* Exercise aim: The entries below should be output exactly as written.

* Supplied material:
[START]
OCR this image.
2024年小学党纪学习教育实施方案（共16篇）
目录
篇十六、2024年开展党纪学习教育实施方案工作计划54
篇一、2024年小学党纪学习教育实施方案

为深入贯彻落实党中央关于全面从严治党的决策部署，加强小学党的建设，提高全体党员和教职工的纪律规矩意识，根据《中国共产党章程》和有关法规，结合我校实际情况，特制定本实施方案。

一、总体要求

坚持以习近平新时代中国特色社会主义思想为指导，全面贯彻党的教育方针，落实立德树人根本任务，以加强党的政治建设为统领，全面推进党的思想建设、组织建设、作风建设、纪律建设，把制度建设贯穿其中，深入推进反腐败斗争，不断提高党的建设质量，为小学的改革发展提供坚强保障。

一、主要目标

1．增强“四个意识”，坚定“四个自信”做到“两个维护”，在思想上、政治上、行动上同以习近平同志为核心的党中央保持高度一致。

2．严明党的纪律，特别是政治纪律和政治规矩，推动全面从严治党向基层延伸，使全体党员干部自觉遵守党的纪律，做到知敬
[END]
* Solution to the exercise:
OCR this image.
2024年小学党纪学习教育实施方案（共16篇）
目录
篇十六、2024年开展党纪学习教育实施方案工作计划54
篇一、2024年小学党纪学习教育实施方案

为深入贯彻落实党中央关于全面从严治党的决策部署，加强小学党的建设，提高全体党员和教职工的纪律规矩意识，根据《中国共产党章程》和有关法规，结合我校实际情况，特制定本实施方案。

一、总体要求

坚持以习近平新时代中国特色社会主义思想为指导，全面贯彻党的教育方针，落实立德树人根本任务，以加强党的政治建设为统领，全面推进党的思想建设、组织建设、作风建设、纪律建设，把制度建设贯穿其中，深入推进反腐败斗争，不断提高党的建设质量，为小学的改革发展提供坚强保障。

一、主要目标

1．增强“四个意识”，坚定“四个自信”做到“两个维护”，在思想上、政治上、行动上同以习近平同志为核心的党中央保持高度一致。

2．严明党的纪律，特别是政治纪律和政治规矩，推动全面从严治党向基层延伸，使全体党员干部自觉遵守党的纪律，做到知敬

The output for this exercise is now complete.